Task details:
Every record should be written out exactly, please.

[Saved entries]
□ □ □ □ □ □ □
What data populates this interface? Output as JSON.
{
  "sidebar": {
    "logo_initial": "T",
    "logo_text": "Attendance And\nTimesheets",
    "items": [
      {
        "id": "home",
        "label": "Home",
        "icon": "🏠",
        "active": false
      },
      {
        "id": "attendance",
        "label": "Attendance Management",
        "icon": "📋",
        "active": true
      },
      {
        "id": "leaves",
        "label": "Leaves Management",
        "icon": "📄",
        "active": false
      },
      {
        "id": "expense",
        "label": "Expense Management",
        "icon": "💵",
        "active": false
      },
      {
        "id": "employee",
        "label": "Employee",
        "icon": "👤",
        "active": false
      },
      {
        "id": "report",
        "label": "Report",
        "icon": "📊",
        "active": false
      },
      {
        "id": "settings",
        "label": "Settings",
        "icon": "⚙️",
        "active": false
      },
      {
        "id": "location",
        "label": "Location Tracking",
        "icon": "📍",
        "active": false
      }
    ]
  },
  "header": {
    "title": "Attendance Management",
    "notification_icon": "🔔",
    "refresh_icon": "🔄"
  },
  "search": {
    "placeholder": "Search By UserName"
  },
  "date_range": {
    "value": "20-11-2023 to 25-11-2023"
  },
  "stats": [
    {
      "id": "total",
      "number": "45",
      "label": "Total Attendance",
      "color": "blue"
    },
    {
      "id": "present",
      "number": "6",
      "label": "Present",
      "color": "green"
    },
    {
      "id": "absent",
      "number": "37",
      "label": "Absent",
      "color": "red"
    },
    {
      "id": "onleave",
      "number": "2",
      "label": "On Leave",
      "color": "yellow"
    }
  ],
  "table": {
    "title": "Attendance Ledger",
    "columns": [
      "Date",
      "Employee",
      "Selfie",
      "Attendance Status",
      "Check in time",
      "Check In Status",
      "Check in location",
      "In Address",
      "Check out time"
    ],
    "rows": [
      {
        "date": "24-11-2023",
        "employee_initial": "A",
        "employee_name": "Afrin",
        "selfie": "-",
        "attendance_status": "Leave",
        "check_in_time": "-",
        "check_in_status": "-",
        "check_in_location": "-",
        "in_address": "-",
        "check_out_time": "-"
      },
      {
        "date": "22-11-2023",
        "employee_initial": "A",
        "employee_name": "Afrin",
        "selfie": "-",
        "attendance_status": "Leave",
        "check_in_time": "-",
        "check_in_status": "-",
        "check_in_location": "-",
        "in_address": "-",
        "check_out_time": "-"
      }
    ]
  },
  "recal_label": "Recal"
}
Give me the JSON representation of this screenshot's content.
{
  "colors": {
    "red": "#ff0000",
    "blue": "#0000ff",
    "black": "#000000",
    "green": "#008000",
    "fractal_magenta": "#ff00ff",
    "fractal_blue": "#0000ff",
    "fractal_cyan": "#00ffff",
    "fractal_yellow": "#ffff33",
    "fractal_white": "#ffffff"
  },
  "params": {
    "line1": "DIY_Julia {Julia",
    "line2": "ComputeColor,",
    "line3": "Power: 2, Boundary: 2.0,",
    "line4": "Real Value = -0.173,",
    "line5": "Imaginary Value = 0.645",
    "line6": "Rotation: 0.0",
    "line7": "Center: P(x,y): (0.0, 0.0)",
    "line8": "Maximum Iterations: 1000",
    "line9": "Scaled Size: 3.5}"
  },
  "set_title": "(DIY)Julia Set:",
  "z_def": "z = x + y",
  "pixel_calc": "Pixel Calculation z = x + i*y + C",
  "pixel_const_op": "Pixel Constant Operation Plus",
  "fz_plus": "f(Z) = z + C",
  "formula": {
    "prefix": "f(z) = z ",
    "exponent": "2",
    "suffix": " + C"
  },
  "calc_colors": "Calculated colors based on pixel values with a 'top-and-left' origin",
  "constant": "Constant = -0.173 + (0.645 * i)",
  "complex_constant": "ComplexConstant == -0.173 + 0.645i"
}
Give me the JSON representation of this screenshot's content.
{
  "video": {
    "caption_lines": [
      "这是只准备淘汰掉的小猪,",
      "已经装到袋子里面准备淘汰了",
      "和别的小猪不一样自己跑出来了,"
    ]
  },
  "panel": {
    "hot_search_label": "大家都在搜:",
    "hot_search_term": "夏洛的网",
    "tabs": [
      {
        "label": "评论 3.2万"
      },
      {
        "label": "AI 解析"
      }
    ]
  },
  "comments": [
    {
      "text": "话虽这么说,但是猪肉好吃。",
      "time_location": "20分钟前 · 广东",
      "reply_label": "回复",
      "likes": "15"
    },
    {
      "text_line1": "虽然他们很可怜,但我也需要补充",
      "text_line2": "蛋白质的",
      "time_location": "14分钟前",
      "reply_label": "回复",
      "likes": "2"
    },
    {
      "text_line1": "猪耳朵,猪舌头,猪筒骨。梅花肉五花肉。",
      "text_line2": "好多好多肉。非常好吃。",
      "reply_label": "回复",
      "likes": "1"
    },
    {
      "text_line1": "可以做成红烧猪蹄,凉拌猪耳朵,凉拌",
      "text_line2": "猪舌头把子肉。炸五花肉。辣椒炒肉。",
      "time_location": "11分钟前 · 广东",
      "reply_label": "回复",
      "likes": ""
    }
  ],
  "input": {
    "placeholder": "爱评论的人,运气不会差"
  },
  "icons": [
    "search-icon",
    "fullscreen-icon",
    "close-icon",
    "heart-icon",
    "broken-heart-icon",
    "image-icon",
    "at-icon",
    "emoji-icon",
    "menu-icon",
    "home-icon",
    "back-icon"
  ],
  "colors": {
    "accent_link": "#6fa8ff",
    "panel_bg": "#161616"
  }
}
□ □ □ □ □ □ □
Response:
What data populates this interface? Output as JSON.
{
  "sidebar": {
    "logo_initial": "T",
    "logo_text": "Attendance And\nTimesheets",
    "items": [
      {
        "id": "home",
        "label": "Home",
        "icon": "🏠",
        "active": false
      },
      {
        "id": "attendance",
        "label": "Attendance Management",
        "icon": "📋",
        "active": true
      },
      {
        "id": "leaves",
        "label": "Leaves Management",
        "icon": "📄",
        "active": false
      },
      {
        "id": "expense",
        "label": "Expense Management",
        "icon": "💵",
        "active": false
      },
      {
        "id": "employee",
        "label": "Employee",
        "icon": "👤",
        "active": false
      },
      {
        "id": "report",
        "label": "Report",
        "icon": "📊",
        "active": false
      },
      {
        "id": "settings",
        "label": "Settings",
        "icon": "⚙️",
        "active": false
      },
      {
        "id": "location",
        "label": "Location Tracking",
        "icon": "📍",
        "active": false
      }
    ]
  },
  "header": {
    "title": "Attendance Management",
    "notification_icon": "🔔",
    "refresh_icon": "🔄"
  },
  "search": {
    "placeholder": "Search By UserName"
  },
  "date_range": {
    "value": "20-11-2023 to 25-11-2023"
  },
  "stats": [
    {
      "id": "total",
      "number": "45",
      "label": "Total Attendance",
      "color": "blue"
    },
    {
      "id": "present",
      "number": "6",
      "label": "Present",
      "color": "green"
    },
    {
      "id": "absent",
      "number": "37",
      "label": "Absent",
      "color": "red"
    },
    {
      "id": "onleave",
      "number": "2",
      "label": "On Leave",
      "color": "yellow"
    }
  ],
  "table": {
    "title": "Attendance Ledger",
    "columns": [
      "Date",
      "Employee",
      "Selfie",
      "Attendance Status",
      "Check in time",
      "Check In Status",
      "Check in location",
      "In Address",
      "Check out time"
    ],
    "rows": [
      {
        "date": "24-11-2023",
        "employee_initial": "A",
        "employee_name": "Afrin",
        "selfie": "-",
        "attendance_status": "Leave",
        "check_in_time": "-",
        "check_in_status": "-",
        "check_in_location": "-",
        "in_address": "-",
        "check_out_time": "-"
      },
      {
        "date": "22-11-2023",
        "employee_initial": "A",
        "employee_name": "Afrin",
        "selfie": "-",
        "attendance_status": "Leave",
        "check_in_time": "-",
        "check_in_status": "-",
        "check_in_location": "-",
        "in_address": "-",
        "check_out_time": "-"
      }
    ]
  },
  "recal_label": "Recal"
}
Give me the JSON representation of this screenshot's content.
{
  "colors": {
    "red": "#ff0000",
    "blue": "#0000ff",
    "black": "#000000",
    "green": "#008000",
    "fractal_magenta": "#ff00ff",
    "fractal_blue": "#0000ff",
    "fractal_cyan": "#00ffff",
    "fractal_yellow": "#ffff33",
    "fractal_white": "#ffffff"
  },
  "params": {
    "line1": "DIY_Julia {Julia",
    "line2": "ComputeColor,",
    "line3": "Power: 2, Boundary: 2.0,",
    "line4": "Real Value = -0.173,",
    "line5": "Imaginary Value = 0.645",
    "line6": "Rotation: 0.0",
    "line7": "Center: P(x,y): (0.0, 0.0)",
    "line8": "Maximum Iterations: 1000",
    "line9": "Scaled Size: 3.5}"
  },
  "set_title": "(DIY)Julia Set:",
  "z_def": "z = x + y",
  "pixel_calc": "Pixel Calculation z = x + i*y + C",
  "pixel_const_op": "Pixel Constant Operation Plus",
  "fz_plus": "f(Z) = z + C",
  "formula": {
    "prefix": "f(z) = z ",
    "exponent": "2",
    "suffix": " + C"
  },
  "calc_colors": "Calculated colors based on pixel values with a 'top-and-left' origin",
  "constant": "Constant = -0.173 + (0.645 * i)",
  "complex_constant": "ComplexConstant == -0.173 + 0.645i"
}
Give me the JSON representation of this screenshot's content.
{
  "video": {
    "caption_lines": [
      "这是只准备淘汰掉的小猪,",
      "已经装到袋子里面准备淘汰了",
      "和别的小猪不一样自己跑出来了,"
    ]
  },
  "panel": {
    "hot_search_label": "大家都在搜:",
    "hot_search_term": "夏洛的网",
    "tabs": [
      {
        "label": "评论 3.2万"
      },
      {
        "label": "AI 解析"
      }
    ]
  },
  "comments": [
    {
      "text": "话虽这么说,但是猪肉好吃。",
      "time_location": "20分钟前 · 广东",
      "reply_label": "回复",
      "likes": "15"
    },
    {
      "text_line1": "虽然他们很可怜,但我也需要补充",
      "text_line2": "蛋白质的",
      "time_location": "14分钟前",
      "reply_label": "回复",
      "likes": "2"
    },
    {
      "text_line1": "猪耳朵,猪舌头,猪筒骨。梅花肉五花肉。",
      "text_line2": "好多好多肉。非常好吃。",
      "reply_label": "回复",
      "likes": "1"
    },
    {
      "text_line1": "可以做成红烧猪蹄,凉拌猪耳朵,凉拌",
      "text_line2": "猪舌头把子肉。炸五花肉。辣椒炒肉。",
      "time_location": "11分钟前 · 广东",
      "reply_label": "回复",
      "likes": ""
    }
  ],
  "input": {
    "placeholder": "爱评论的人,运气不会差"
  },
  "icons": [
    "search-icon",
    "fullscreen-icon",
    "close-icon",
    "heart-icon",
    "broken-heart-icon",
    "image-icon",
    "at-icon",
    "emoji-icon",
    "menu-icon",
    "home-icon",
    "back-icon"
  ],
  "colors": {
    "accent_link": "#6fa8ff",
    "panel_bg": "#161616"
  }
}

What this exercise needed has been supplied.